» STATED GOAL: In the records that follow, locate every line with "this" and extract it.

Figure collection entries
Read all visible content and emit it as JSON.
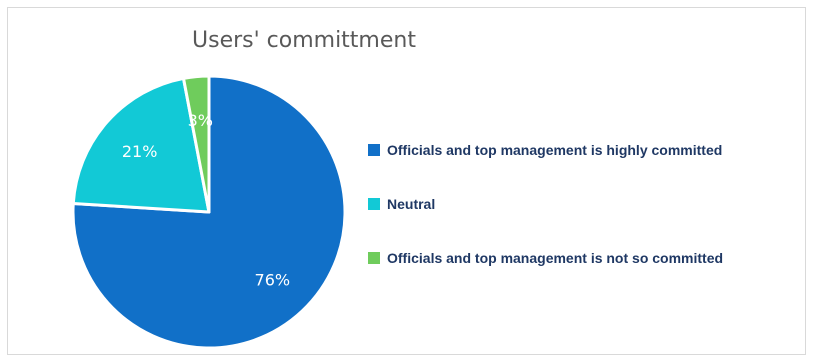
{
  "chart_data": {
    "type": "pie",
    "title": "Users' committment",
    "categories": [
      "Officials and top management is highly committed",
      "Neutral",
      "Officials and top management is not so committed"
    ],
    "values": [
      76,
      21,
      3
    ],
    "data_labels": [
      "76%",
      "21%",
      "3%"
    ],
    "colors": [
      "#1170c8",
      "#12c9d6",
      "#6fcc5c"
    ],
    "legend_position": "right",
    "start_angle_deg": 0,
    "direction": "clockwise"
  }
}
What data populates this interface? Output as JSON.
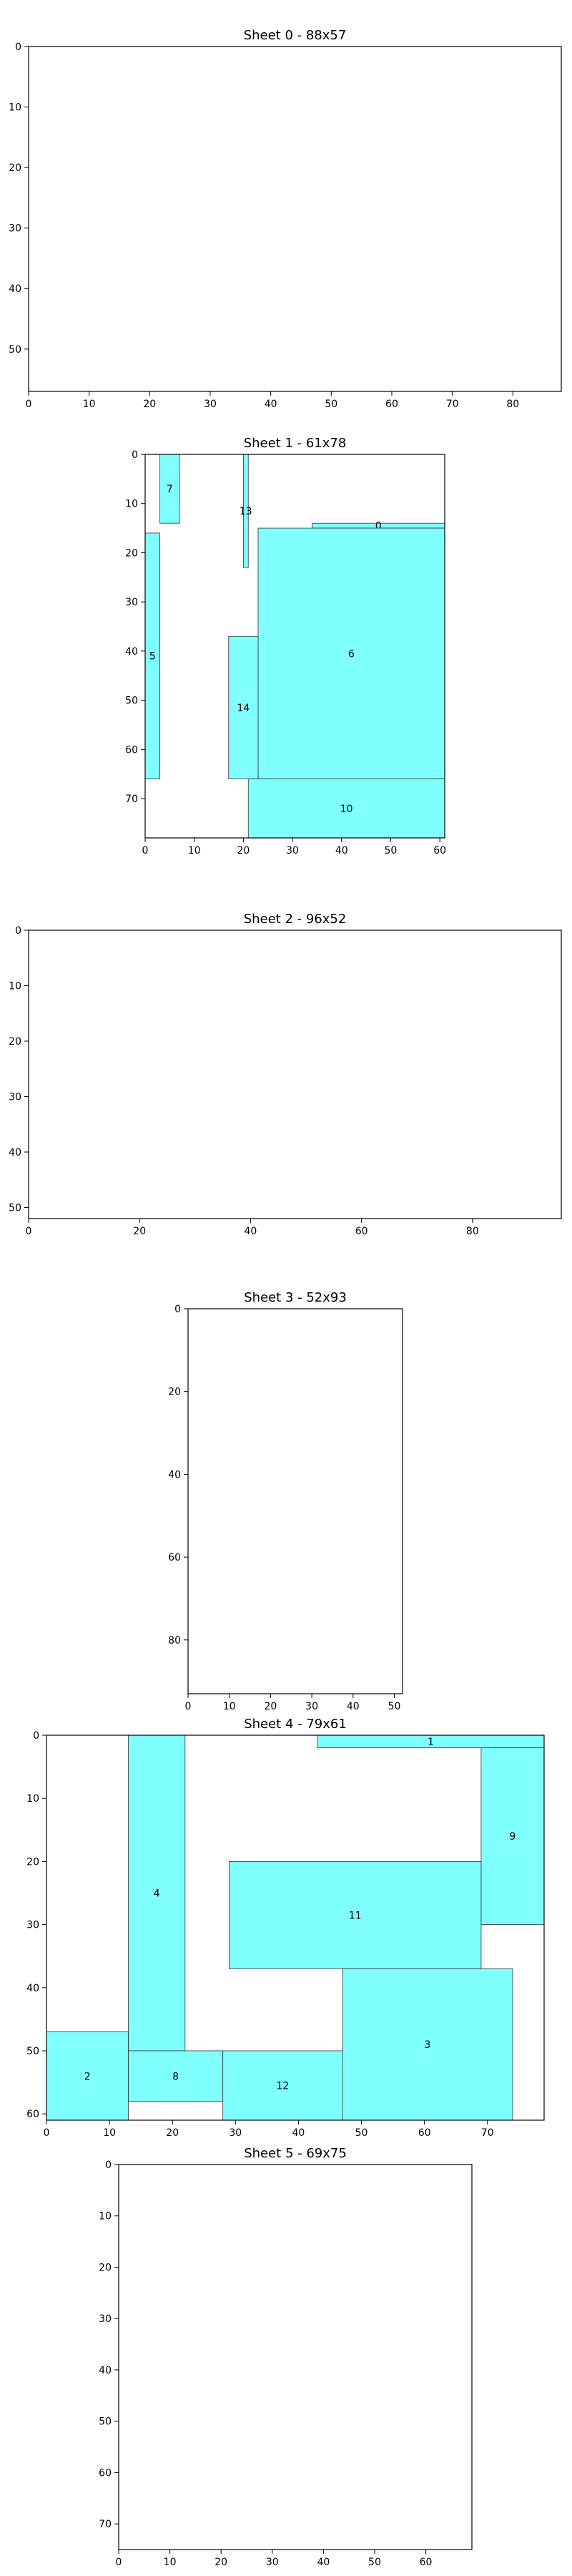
{
  "chart_data": [
    {
      "type": "bin-packing",
      "title": "Sheet 0 - 88x57",
      "width": 88,
      "height": 57,
      "xticks": [
        0,
        10,
        20,
        30,
        40,
        50,
        60,
        70,
        80
      ],
      "yticks": [
        0,
        10,
        20,
        30,
        40,
        50
      ],
      "fill": "#80ffff",
      "rects": []
    },
    {
      "type": "bin-packing",
      "title": "Sheet 1 - 61x78",
      "width": 61,
      "height": 78,
      "xticks": [
        0,
        10,
        20,
        30,
        40,
        50,
        60
      ],
      "yticks": [
        0,
        10,
        20,
        30,
        40,
        50,
        60,
        70
      ],
      "fill": "#80ffff",
      "rects": [
        {
          "id": "0",
          "x": 34,
          "y": 14,
          "w": 27,
          "h": 1
        },
        {
          "id": "5",
          "x": 0,
          "y": 16,
          "w": 3,
          "h": 50
        },
        {
          "id": "6",
          "x": 23,
          "y": 15,
          "w": 38,
          "h": 51
        },
        {
          "id": "7",
          "x": 3,
          "y": 0,
          "w": 4,
          "h": 14
        },
        {
          "id": "10",
          "x": 21,
          "y": 66,
          "w": 40,
          "h": 12
        },
        {
          "id": "13",
          "x": 20,
          "y": 0,
          "w": 1,
          "h": 23
        },
        {
          "id": "14",
          "x": 17,
          "y": 37,
          "w": 6,
          "h": 29
        }
      ]
    },
    {
      "type": "bin-packing",
      "title": "Sheet 2 - 96x52",
      "width": 96,
      "height": 52,
      "xticks": [
        0,
        20,
        40,
        60,
        80
      ],
      "yticks": [
        0,
        10,
        20,
        30,
        40,
        50
      ],
      "fill": "#80ffff",
      "rects": []
    },
    {
      "type": "bin-packing",
      "title": "Sheet 3 - 52x93",
      "width": 52,
      "height": 93,
      "xticks": [
        0,
        10,
        20,
        30,
        40,
        50
      ],
      "yticks": [
        0,
        20,
        40,
        60,
        80
      ],
      "fill": "#80ffff",
      "rects": []
    },
    {
      "type": "bin-packing",
      "title": "Sheet 4 - 79x61",
      "width": 79,
      "height": 61,
      "xticks": [
        0,
        10,
        20,
        30,
        40,
        50,
        60,
        70
      ],
      "yticks": [
        0,
        10,
        20,
        30,
        40,
        50,
        60
      ],
      "fill": "#80ffff",
      "rects": [
        {
          "id": "1",
          "x": 43,
          "y": 0,
          "w": 36,
          "h": 2
        },
        {
          "id": "2",
          "x": 0,
          "y": 47,
          "w": 13,
          "h": 14
        },
        {
          "id": "3",
          "x": 47,
          "y": 37,
          "w": 27,
          "h": 24
        },
        {
          "id": "4",
          "x": 13,
          "y": 0,
          "w": 9,
          "h": 50
        },
        {
          "id": "8",
          "x": 13,
          "y": 50,
          "w": 15,
          "h": 8
        },
        {
          "id": "9",
          "x": 69,
          "y": 2,
          "w": 10,
          "h": 28
        },
        {
          "id": "11",
          "x": 29,
          "y": 20,
          "w": 40,
          "h": 17
        },
        {
          "id": "12",
          "x": 28,
          "y": 50,
          "w": 19,
          "h": 11
        }
      ]
    },
    {
      "type": "bin-packing",
      "title": "Sheet 5 - 69x75",
      "width": 69,
      "height": 75,
      "xticks": [
        0,
        10,
        20,
        30,
        40,
        50,
        60
      ],
      "yticks": [
        0,
        10,
        20,
        30,
        40,
        50,
        60,
        70
      ],
      "fill": "#80ffff",
      "rects": []
    }
  ]
}
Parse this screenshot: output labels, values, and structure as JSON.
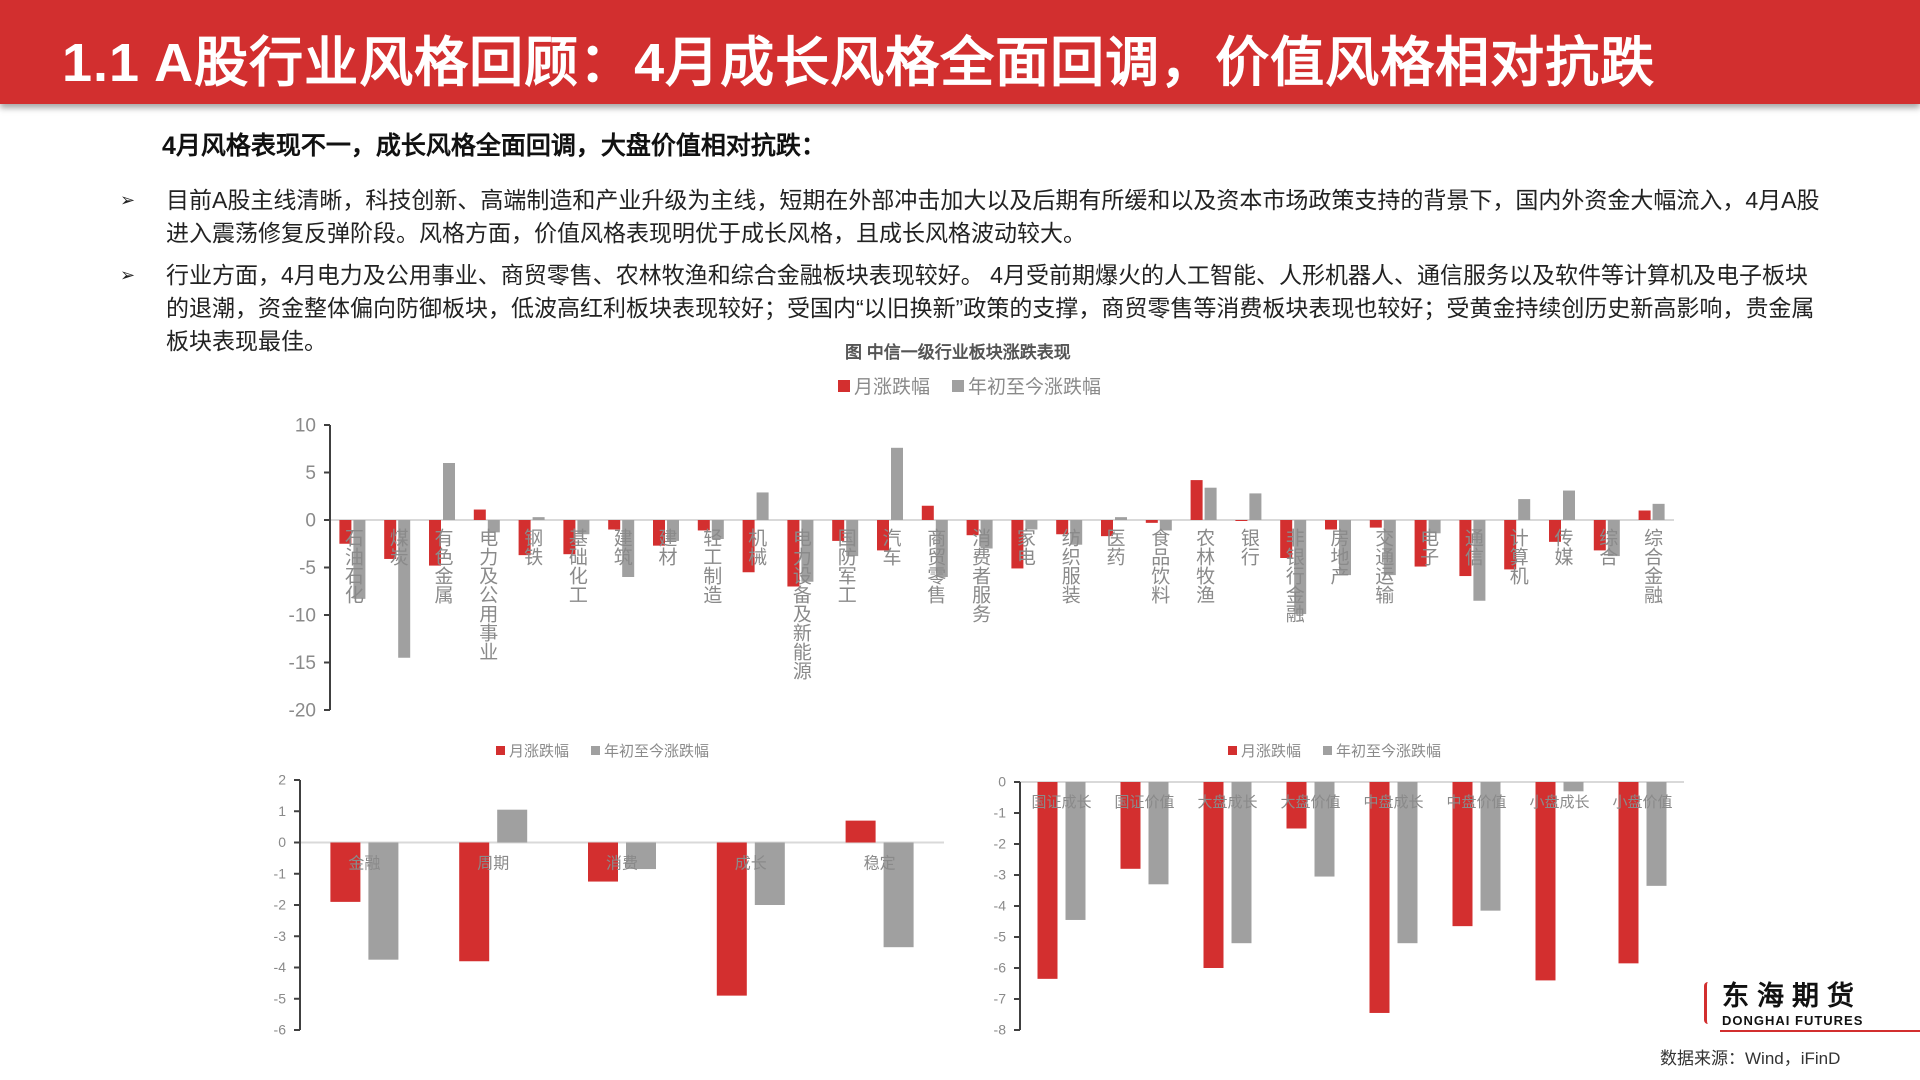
{
  "header": {
    "title": "1.1  A股行业风格回顾：4月成长风格全面回调，价值风格相对抗跌"
  },
  "summary": {
    "headline": "4月风格表现不一，成长风格全面回调，大盘价值相对抗跌："
  },
  "bullets": [
    {
      "marker": "➢",
      "text": "目前A股主线清晰，科技创新、高端制造和产业升级为主线，短期在外部冲击加大以及后期有所缓和以及资本市场政策支持的背景下，国内外资金大幅流入，4月A股进入震荡修复反弹阶段。风格方面，价值风格表现明优于成长风格，且成长风格波动较大。"
    },
    {
      "marker": "➢",
      "text": "行业方面，4月电力及公用事业、商贸零售、农林牧渔和综合金融板块表现较好。 4月受前期爆火的人工智能、人形机器人、通信服务以及软件等计算机及电子板块的退潮，资金整体偏向防御板块，低波高红利板块表现较好；受国内“以旧换新”政策的支撑，商贸零售等消费板块表现也较好；受黄金持续创历史新高影响，贵金属板块表现最佳。"
    }
  ],
  "colors": {
    "header": "#d22f2f",
    "monthly": "#d32f2f",
    "ytd": "#a0a0a0",
    "axis": "#404040",
    "tick_text": "#8a8a8a"
  },
  "legend": {
    "monthly": "月涨跌幅",
    "ytd": "年初至今涨跌幅"
  },
  "footer": {
    "logo_cn": "东海期货",
    "logo_en": "DONGHAI FUTURES",
    "source": "数据来源：Wind，iFinD"
  },
  "chart_data": [
    {
      "type": "bar",
      "title": "图 中信一级行业板块涨跌表现",
      "xlabel": "",
      "ylabel": "",
      "ylim": [
        -20,
        10
      ],
      "yticks": [
        10,
        5,
        0,
        -5,
        -10,
        -15,
        -20
      ],
      "legend_position": "top",
      "grid": false,
      "categories": [
        "石油石化",
        "煤炭",
        "有色金属",
        "电力及公用事业",
        "钢铁",
        "基础化工",
        "建筑",
        "建材",
        "轻工制造",
        "机械",
        "电力设备及新能源",
        "国防军工",
        "汽车",
        "商贸零售",
        "消费者服务",
        "家电",
        "纺织服装",
        "医药",
        "食品饮料",
        "农林牧渔",
        "银行",
        "非银行金融",
        "房地产",
        "交通运输",
        "电子",
        "通信",
        "计算机",
        "传媒",
        "综合",
        "综合金融"
      ],
      "series": [
        {
          "name": "月涨跌幅",
          "values": [
            -2.5,
            -4.1,
            -4.8,
            1.1,
            -3.7,
            -3.6,
            -1.0,
            -2.7,
            -1.1,
            -5.5,
            -7.0,
            -2.2,
            -3.2,
            1.5,
            -1.6,
            -5.1,
            -1.5,
            -1.7,
            -0.3,
            4.2,
            0.0,
            -4.0,
            -1.0,
            -0.8,
            -4.9,
            -5.9,
            -5.2,
            -2.3,
            -3.2,
            1.0
          ]
        },
        {
          "name": "年初至今涨跌幅",
          "values": [
            -8.3,
            -14.5,
            6.0,
            -1.3,
            0.3,
            -1.5,
            -6.0,
            -2.2,
            -2.0,
            2.9,
            -6.5,
            -3.8,
            7.6,
            -6.0,
            -3.0,
            -1.0,
            -2.6,
            0.3,
            -1.1,
            3.4,
            2.8,
            -9.9,
            -5.8,
            -5.8,
            -1.4,
            -8.5,
            2.2,
            3.1,
            -3.8,
            1.7
          ]
        }
      ]
    },
    {
      "type": "bar",
      "title": "",
      "ylim": [
        -6,
        2
      ],
      "yticks": [
        2,
        1,
        0,
        -1,
        -2,
        -3,
        -4,
        -5,
        -6
      ],
      "legend_position": "top",
      "grid": false,
      "categories": [
        "金融",
        "周期",
        "消费",
        "成长",
        "稳定"
      ],
      "series": [
        {
          "name": "月涨跌幅",
          "values": [
            -1.9,
            -3.8,
            -1.25,
            -4.9,
            0.7
          ]
        },
        {
          "name": "年初至今涨跌幅",
          "values": [
            -3.75,
            1.05,
            -0.85,
            -2.0,
            -3.35
          ]
        }
      ]
    },
    {
      "type": "bar",
      "title": "",
      "ylim": [
        -8,
        0
      ],
      "yticks": [
        0,
        -1,
        -2,
        -3,
        -4,
        -5,
        -6,
        -7,
        -8
      ],
      "legend_position": "top",
      "grid": false,
      "categories": [
        "国证成长",
        "国证价值",
        "大盘成长",
        "大盘价值",
        "中盘成长",
        "中盘价值",
        "小盘成长",
        "小盘价值"
      ],
      "series": [
        {
          "name": "月涨跌幅",
          "values": [
            -6.35,
            -2.8,
            -6.0,
            -1.5,
            -7.45,
            -4.65,
            -6.4,
            -5.85
          ]
        },
        {
          "name": "年初至今涨跌幅",
          "values": [
            -4.45,
            -3.3,
            -5.2,
            -3.05,
            -5.2,
            -4.15,
            -0.3,
            -3.35
          ]
        }
      ]
    }
  ]
}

» WRITTEN RESPONSE:
What data populates this interface? Output as JSON.
Parse this screenshot: output labels, values, and structure as JSON.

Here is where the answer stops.